■ Request ■
Copy out all lines that hold "especificaciones".

(Stored data)
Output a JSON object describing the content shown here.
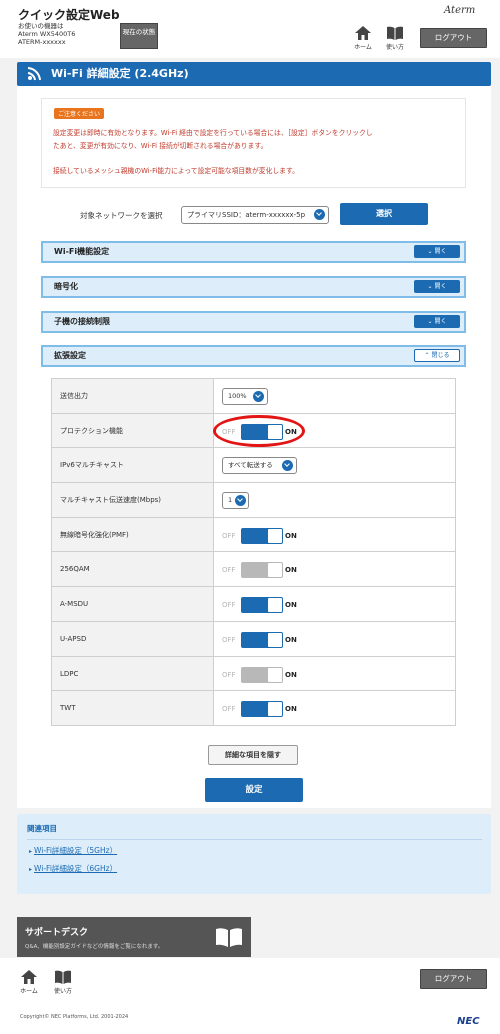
{
  "header": {
    "app_title": "クイック設定Web",
    "device_lines": [
      "お使いの機器は",
      "Aterm WX5400T6",
      "ATERM-xxxxxx"
    ],
    "status_button": "現在の状態",
    "brand": "Aterm",
    "nav": [
      {
        "label": "ホーム",
        "icon": "home-icon"
      },
      {
        "label": "使い方",
        "icon": "book-icon"
      }
    ],
    "logout": "ログアウト"
  },
  "page": {
    "title": "Wi-Fi 詳細設定 (2.4GHz)"
  },
  "notice": {
    "badge": "ご注意ください",
    "text1a": "設定変更は即時に有効となります。Wi-Fi 経由で設定を行っている場合には、［設定］ボタンをクリックし",
    "text1b": "たあと、変更が有効になり、Wi-Fi 接続が切断される場合があります。",
    "text2": "接続しているメッシュ親機のWi-Fi能力によって設定可能な項目数が変化します。"
  },
  "network": {
    "label": "対象ネットワークを選択",
    "selected": "プライマリSSID：aterm-xxxxxx-5p",
    "select_button": "選択"
  },
  "accordions": [
    {
      "title": "Wi-Fi機能設定",
      "toggle": "開く"
    },
    {
      "title": "暗号化",
      "toggle": "開く"
    },
    {
      "title": "子機の接続制限",
      "toggle": "開く"
    },
    {
      "title": "拡張設定",
      "toggle": "閉じる"
    }
  ],
  "settings": {
    "off_label": "OFF",
    "on_label": "ON",
    "rows": [
      {
        "label": "送信出力",
        "type": "select",
        "value": "100%"
      },
      {
        "label": "プロテクション機能",
        "type": "switch",
        "on": true
      },
      {
        "label": "IPv6マルチキャスト",
        "type": "select",
        "value": "すべて転送する"
      },
      {
        "label": "マルチキャスト伝送速度(Mbps)",
        "type": "select",
        "value": "1"
      },
      {
        "label": "無線暗号化強化(PMF)",
        "type": "switch",
        "on": true
      },
      {
        "label": "256QAM",
        "type": "switch",
        "on": false
      },
      {
        "label": "A-MSDU",
        "type": "switch",
        "on": true
      },
      {
        "label": "U-APSD",
        "type": "switch",
        "on": true
      },
      {
        "label": "LDPC",
        "type": "switch",
        "on": false
      },
      {
        "label": "TWT",
        "type": "switch",
        "on": true
      }
    ]
  },
  "buttons": {
    "hide_details": "詳細な項目を隠す",
    "apply": "設定"
  },
  "related": {
    "heading": "関連項目",
    "links": [
      "Wi-Fi詳細設定（5GHz）",
      "Wi-Fi詳細設定（6GHz）"
    ]
  },
  "support": {
    "title": "サポートデスク",
    "subtitle": "Q&A、機能別設定ガイドなどの情報をご覧になれます。"
  },
  "footer": {
    "copyright": "Copyright© NEC Platforms, Ltd. 2001-2024",
    "logo": "NEC"
  }
}
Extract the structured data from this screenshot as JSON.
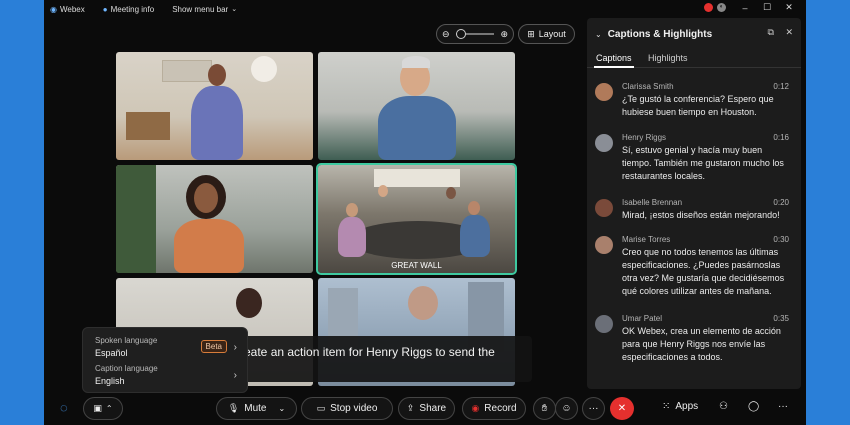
{
  "titlebar": {
    "app_name": "Webex",
    "meeting_info": "Meeting info",
    "show_menu_bar": "Show menu bar"
  },
  "view": {
    "layout_label": "Layout"
  },
  "tiles": [
    {
      "name": ""
    },
    {
      "name": ""
    },
    {
      "name": ""
    },
    {
      "name": "GREAT WALL"
    },
    {
      "name": ""
    },
    {
      "name": ""
    }
  ],
  "panel": {
    "title": "Captions & Highlights",
    "tabs": [
      {
        "label": "Captions",
        "selected": true
      },
      {
        "label": "Highlights",
        "selected": false
      }
    ],
    "captions": [
      {
        "speaker": "Clarissa Smith",
        "time": "0:12",
        "text": "¿Te gustó la conferencia? Espero que hubiese buen tiempo en Houston.",
        "avatar_color": "#b07a5a"
      },
      {
        "speaker": "Henry Riggs",
        "time": "0:16",
        "text": "Sí, estuvo genial y hacía muy buen tiempo. También me gustaron mucho los restaurantes locales.",
        "avatar_color": "#8a8e96"
      },
      {
        "speaker": "Isabelle Brennan",
        "time": "0:20",
        "text": "Mirad, ¡estos diseños están mejorando!",
        "avatar_color": "#7a4a3a"
      },
      {
        "speaker": "Marise Torres",
        "time": "0:30",
        "text": "Creo que no todos tenemos las últimas especificaciones. ¿Puedes pasárnoslas otra vez? Me gustaría que decidiésemos qué colores utilizar antes de mañana.",
        "avatar_color": "#a9806c"
      },
      {
        "speaker": "Umar Patel",
        "time": "0:35",
        "text": "OK Webex, crea un elemento de acción para que Henry Riggs nos envíe las especificaciones a todos.",
        "avatar_color": "#6b6f78"
      }
    ]
  },
  "live_caption": {
    "text": "eate an action item for Henry Riggs to send the"
  },
  "language_popup": {
    "spoken_label": "Spoken language",
    "spoken_value": "Español",
    "beta_badge": "Beta",
    "caption_label": "Caption language",
    "caption_value": "English"
  },
  "controls": {
    "mute": "Mute",
    "stop_video": "Stop video",
    "share": "Share",
    "record": "Record",
    "apps": "Apps",
    "more": "···"
  },
  "colors": {
    "accent_active": "#3ec9a0",
    "end_call": "#e5302e",
    "record_dot": "#e5302e"
  }
}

■ Answer to the exercise ■
        "text": "Creo que no todos tenemos las últimas especificaciones. ¿Puedes pasárnoslas otra vez? Me gustaría que decidiésemos qué colores utilizar antes de mañana.",
        "text": "OK Webex, crea un elemento de acción para que Henry Riggs nos envíe las especificaciones a todos.",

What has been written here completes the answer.